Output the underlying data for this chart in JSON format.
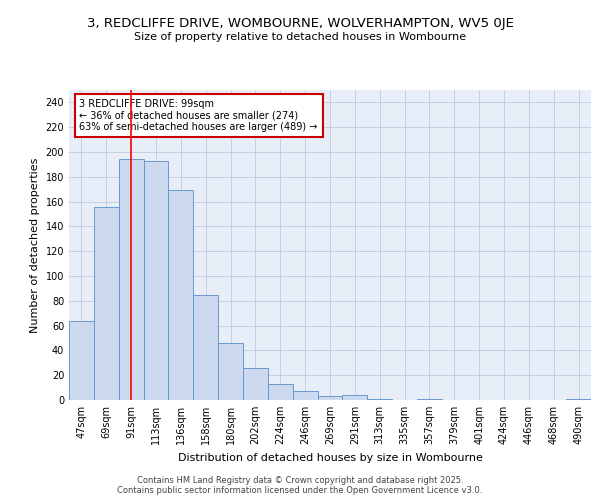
{
  "title": "3, REDCLIFFE DRIVE, WOMBOURNE, WOLVERHAMPTON, WV5 0JE",
  "subtitle": "Size of property relative to detached houses in Wombourne",
  "xlabel": "Distribution of detached houses by size in Wombourne",
  "ylabel": "Number of detached properties",
  "categories": [
    "47sqm",
    "69sqm",
    "91sqm",
    "113sqm",
    "136sqm",
    "158sqm",
    "180sqm",
    "202sqm",
    "224sqm",
    "246sqm",
    "269sqm",
    "291sqm",
    "313sqm",
    "335sqm",
    "357sqm",
    "379sqm",
    "401sqm",
    "424sqm",
    "446sqm",
    "468sqm",
    "490sqm"
  ],
  "bar_heights": [
    64,
    156,
    194,
    193,
    169,
    85,
    46,
    26,
    13,
    7,
    3,
    4,
    1,
    0,
    1,
    0,
    0,
    0,
    0,
    0,
    1
  ],
  "bar_color": "#cdd9ef",
  "bar_edge_color": "#6899ce",
  "red_line_x": 2,
  "annotation_text": "3 REDCLIFFE DRIVE: 99sqm\n← 36% of detached houses are smaller (274)\n63% of semi-detached houses are larger (489) →",
  "annotation_box_color": "#ffffff",
  "annotation_box_edge": "#cc0000",
  "ylim": [
    0,
    250
  ],
  "yticks": [
    0,
    20,
    40,
    60,
    80,
    100,
    120,
    140,
    160,
    180,
    200,
    220,
    240
  ],
  "background_color": "#e8eef8",
  "grid_color": "#c0c8dc",
  "footer": "Contains HM Land Registry data © Crown copyright and database right 2025.\nContains public sector information licensed under the Open Government Licence v3.0.",
  "title_fontsize": 9.5,
  "subtitle_fontsize": 8,
  "xlabel_fontsize": 8,
  "ylabel_fontsize": 8,
  "tick_fontsize": 7,
  "footer_fontsize": 6
}
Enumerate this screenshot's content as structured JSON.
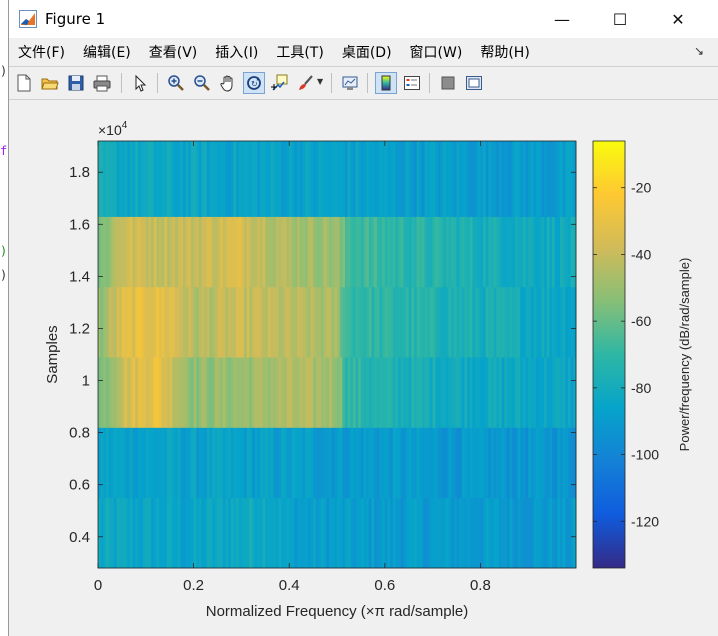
{
  "window": {
    "title": "Figure 1",
    "minimize_glyph": "—",
    "maximize_glyph": "☐",
    "close_glyph": "✕"
  },
  "menu": {
    "items": [
      "文件(F)",
      "编辑(E)",
      "查看(V)",
      "插入(I)",
      "工具(T)",
      "桌面(D)",
      "窗口(W)",
      "帮助(H)"
    ],
    "overflow_glyph": "↘"
  },
  "toolbar": {
    "icons": [
      "new-figure-icon",
      "open-file-icon",
      "save-icon",
      "print-icon",
      "edit-pointer-icon",
      "zoom-in-icon",
      "zoom-out-icon",
      "pan-hand-icon",
      "rotate-3d-icon",
      "data-cursor-icon",
      "brush-icon",
      "link-plot-icon",
      "insert-colorbar-icon",
      "insert-legend-icon",
      "hide-plot-tools-icon",
      "show-plot-tools-icon"
    ]
  },
  "background_code_glyphs": [
    ")",
    "f",
    ")",
    ")"
  ],
  "colors": {
    "parula": [
      "#352a87",
      "#0f5cdd",
      "#1481d6",
      "#06a4ca",
      "#2eb7a4",
      "#87bf77",
      "#d1bb59",
      "#fec832",
      "#f9fb0e"
    ],
    "axes_text": "#262626"
  },
  "chart_data": {
    "type": "heatmap",
    "title": "",
    "xlabel": "Normalized Frequency  (×π rad/sample)",
    "ylabel": "Samples",
    "y_exponent_label": "×10",
    "y_exponent_power": "4",
    "xlim": [
      0,
      1
    ],
    "ylim": [
      2800,
      19200
    ],
    "x_ticks": [
      0,
      0.2,
      0.4,
      0.6,
      0.8
    ],
    "x_tick_labels": [
      "0",
      "0.2",
      "0.4",
      "0.6",
      "0.8"
    ],
    "y_ticks": [
      4000,
      6000,
      8000,
      10000,
      12000,
      14000,
      16000,
      18000
    ],
    "y_tick_labels": [
      "0.4",
      "0.6",
      "0.8",
      "1",
      "1.2",
      "1.4",
      "1.6",
      "1.8"
    ],
    "colorbar": {
      "label": "Power/frequency (dB/rad/sample)",
      "clim": [
        -134,
        -6
      ],
      "ticks": [
        -20,
        -40,
        -60,
        -80,
        -100,
        -120
      ],
      "tick_labels": [
        "-20",
        "-40",
        "-60",
        "-80",
        "-100",
        "-120"
      ]
    },
    "time_bands": [
      {
        "y_range": [
          2800,
          5500
        ],
        "profile": [
          [
            0,
            -84
          ],
          [
            0.2,
            -86
          ],
          [
            0.35,
            -80
          ],
          [
            0.4,
            -88
          ],
          [
            0.6,
            -90
          ],
          [
            0.8,
            -90
          ],
          [
            1,
            -91
          ]
        ]
      },
      {
        "y_range": [
          5500,
          8200
        ],
        "profile": [
          [
            0,
            -86
          ],
          [
            0.2,
            -87
          ],
          [
            0.4,
            -88
          ],
          [
            0.6,
            -90
          ],
          [
            0.8,
            -92
          ],
          [
            1,
            -92
          ]
        ]
      },
      {
        "y_range": [
          8200,
          10900
        ],
        "profile": [
          [
            0,
            -60
          ],
          [
            0.05,
            -38
          ],
          [
            0.12,
            -28
          ],
          [
            0.2,
            -52
          ],
          [
            0.3,
            -50
          ],
          [
            0.4,
            -46
          ],
          [
            0.5,
            -48
          ],
          [
            0.52,
            -70
          ],
          [
            0.6,
            -76
          ],
          [
            0.8,
            -82
          ],
          [
            1,
            -85
          ]
        ]
      },
      {
        "y_range": [
          10900,
          13600
        ],
        "profile": [
          [
            0,
            -55
          ],
          [
            0.05,
            -35
          ],
          [
            0.1,
            -30
          ],
          [
            0.15,
            -32
          ],
          [
            0.2,
            -45
          ],
          [
            0.3,
            -40
          ],
          [
            0.4,
            -44
          ],
          [
            0.5,
            -48
          ],
          [
            0.52,
            -68
          ],
          [
            0.6,
            -72
          ],
          [
            0.8,
            -78
          ],
          [
            1,
            -84
          ]
        ]
      },
      {
        "y_range": [
          13600,
          16300
        ],
        "profile": [
          [
            0,
            -60
          ],
          [
            0.05,
            -38
          ],
          [
            0.2,
            -40
          ],
          [
            0.3,
            -35
          ],
          [
            0.4,
            -46
          ],
          [
            0.5,
            -50
          ],
          [
            0.52,
            -65
          ],
          [
            0.6,
            -70
          ],
          [
            0.8,
            -78
          ],
          [
            1,
            -82
          ]
        ]
      },
      {
        "y_range": [
          16300,
          19200
        ],
        "profile": [
          [
            0,
            -82
          ],
          [
            0.2,
            -85
          ],
          [
            0.4,
            -86
          ],
          [
            0.6,
            -88
          ],
          [
            0.8,
            -89
          ],
          [
            1,
            -90
          ]
        ]
      }
    ]
  }
}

### Given instruction
The listing above must be printed again exactly, minus its pictures.

### Solution to the exercise
Output the underlying data for this chart in JSON format.
{
  "title": "3, REDCLIFFE DRIVE, WOMBOURNE, WOLVERHAMPTON, WV5 0JE",
  "subtitle": "Size of property relative to detached houses in Wombourne",
  "xlabel": "Distribution of detached houses by size in Wombourne",
  "ylabel": "Number of detached properties",
  "categories": [
    "47sqm",
    "69sqm",
    "91sqm",
    "113sqm",
    "136sqm",
    "158sqm",
    "180sqm",
    "202sqm",
    "224sqm",
    "246sqm",
    "269sqm",
    "291sqm",
    "313sqm",
    "335sqm",
    "357sqm",
    "379sqm",
    "401sqm",
    "424sqm",
    "446sqm",
    "468sqm",
    "490sqm"
  ],
  "bar_heights": [
    64,
    156,
    194,
    193,
    169,
    85,
    46,
    26,
    13,
    7,
    3,
    4,
    1,
    0,
    1,
    0,
    0,
    0,
    0,
    0,
    1
  ],
  "bar_color": "#cdd9ef",
  "bar_edge_color": "#6899ce",
  "red_line_x": 2,
  "annotation_text": "3 REDCLIFFE DRIVE: 99sqm\n← 36% of detached houses are smaller (274)\n63% of semi-detached houses are larger (489) →",
  "annotation_box_color": "#ffffff",
  "annotation_box_edge": "#cc0000",
  "ylim": [
    0,
    250
  ],
  "yticks": [
    0,
    20,
    40,
    60,
    80,
    100,
    120,
    140,
    160,
    180,
    200,
    220,
    240
  ],
  "background_color": "#e8eef8",
  "grid_color": "#c0c8dc",
  "footer": "Contains HM Land Registry data © Crown copyright and database right 2025.\nContains public sector information licensed under the Open Government Licence v3.0.",
  "title_fontsize": 9.5,
  "subtitle_fontsize": 8,
  "xlabel_fontsize": 8,
  "ylabel_fontsize": 8,
  "tick_fontsize": 7,
  "footer_fontsize": 6
}
Enumerate this screenshot's content as structured JSON.
{
  "window": {
    "title": "Figure 1",
    "minimize_glyph": "—",
    "maximize_glyph": "☐",
    "close_glyph": "✕"
  },
  "menu": {
    "items": [
      "文件(F)",
      "编辑(E)",
      "查看(V)",
      "插入(I)",
      "工具(T)",
      "桌面(D)",
      "窗口(W)",
      "帮助(H)"
    ],
    "overflow_glyph": "↘"
  },
  "toolbar": {
    "icons": [
      "new-figure-icon",
      "open-file-icon",
      "save-icon",
      "print-icon",
      "edit-pointer-icon",
      "zoom-in-icon",
      "zoom-out-icon",
      "pan-hand-icon",
      "rotate-3d-icon",
      "data-cursor-icon",
      "brush-icon",
      "link-plot-icon",
      "insert-colorbar-icon",
      "insert-legend-icon",
      "hide-plot-tools-icon",
      "show-plot-tools-icon"
    ]
  },
  "background_code_glyphs": [
    ")",
    "f",
    ")",
    ")"
  ],
  "colors": {
    "parula": [
      "#352a87",
      "#0f5cdd",
      "#1481d6",
      "#06a4ca",
      "#2eb7a4",
      "#87bf77",
      "#d1bb59",
      "#fec832",
      "#f9fb0e"
    ],
    "axes_text": "#262626"
  },
  "chart_data": {
    "type": "heatmap",
    "title": "",
    "xlabel": "Normalized Frequency  (×π rad/sample)",
    "ylabel": "Samples",
    "y_exponent_label": "×10",
    "y_exponent_power": "4",
    "xlim": [
      0,
      1
    ],
    "ylim": [
      2800,
      19200
    ],
    "x_ticks": [
      0,
      0.2,
      0.4,
      0.6,
      0.8
    ],
    "x_tick_labels": [
      "0",
      "0.2",
      "0.4",
      "0.6",
      "0.8"
    ],
    "y_ticks": [
      4000,
      6000,
      8000,
      10000,
      12000,
      14000,
      16000,
      18000
    ],
    "y_tick_labels": [
      "0.4",
      "0.6",
      "0.8",
      "1",
      "1.2",
      "1.4",
      "1.6",
      "1.8"
    ],
    "colorbar": {
      "label": "Power/frequency (dB/rad/sample)",
      "clim": [
        -134,
        -6
      ],
      "ticks": [
        -20,
        -40,
        -60,
        -80,
        -100,
        -120
      ],
      "tick_labels": [
        "-20",
        "-40",
        "-60",
        "-80",
        "-100",
        "-120"
      ]
    },
    "time_bands": [
      {
        "y_range": [
          2800,
          5500
        ],
        "profile": [
          [
            0,
            -84
          ],
          [
            0.2,
            -86
          ],
          [
            0.35,
            -80
          ],
          [
            0.4,
            -88
          ],
          [
            0.6,
            -90
          ],
          [
            0.8,
            -90
          ],
          [
            1,
            -91
          ]
        ]
      },
      {
        "y_range": [
          5500,
          8200
        ],
        "profile": [
          [
            0,
            -86
          ],
          [
            0.2,
            -87
          ],
          [
            0.4,
            -88
          ],
          [
            0.6,
            -90
          ],
          [
            0.8,
            -92
          ],
          [
            1,
            -92
          ]
        ]
      },
      {
        "y_range": [
          8200,
          10900
        ],
        "profile": [
          [
            0,
            -60
          ],
          [
            0.05,
            -38
          ],
          [
            0.12,
            -28
          ],
          [
            0.2,
            -52
          ],
          [
            0.3,
            -50
          ],
          [
            0.4,
            -46
          ],
          [
            0.5,
            -48
          ],
          [
            0.52,
            -70
          ],
          [
            0.6,
            -76
          ],
          [
            0.8,
            -82
          ],
          [
            1,
            -85
          ]
        ]
      },
      {
        "y_range": [
          10900,
          13600
        ],
        "profile": [
          [
            0,
            -55
          ],
          [
            0.05,
            -35
          ],
          [
            0.1,
            -30
          ],
          [
            0.15,
            -32
          ],
          [
            0.2,
            -45
          ],
          [
            0.3,
            -40
          ],
          [
            0.4,
            -44
          ],
          [
            0.5,
            -48
          ],
          [
            0.52,
            -68
          ],
          [
            0.6,
            -72
          ],
          [
            0.8,
            -78
          ],
          [
            1,
            -84
          ]
        ]
      },
      {
        "y_range": [
          13600,
          16300
        ],
        "profile": [
          [
            0,
            -60
          ],
          [
            0.05,
            -38
          ],
          [
            0.2,
            -40
          ],
          [
            0.3,
            -35
          ],
          [
            0.4,
            -46
          ],
          [
            0.5,
            -50
          ],
          [
            0.52,
            -65
          ],
          [
            0.6,
            -70
          ],
          [
            0.8,
            -78
          ],
          [
            1,
            -82
          ]
        ]
      },
      {
        "y_range": [
          16300,
          19200
        ],
        "profile": [
          [
            0,
            -82
          ],
          [
            0.2,
            -85
          ],
          [
            0.4,
            -86
          ],
          [
            0.6,
            -88
          ],
          [
            0.8,
            -89
          ],
          [
            1,
            -90
          ]
        ]
      }
    ]
  }
}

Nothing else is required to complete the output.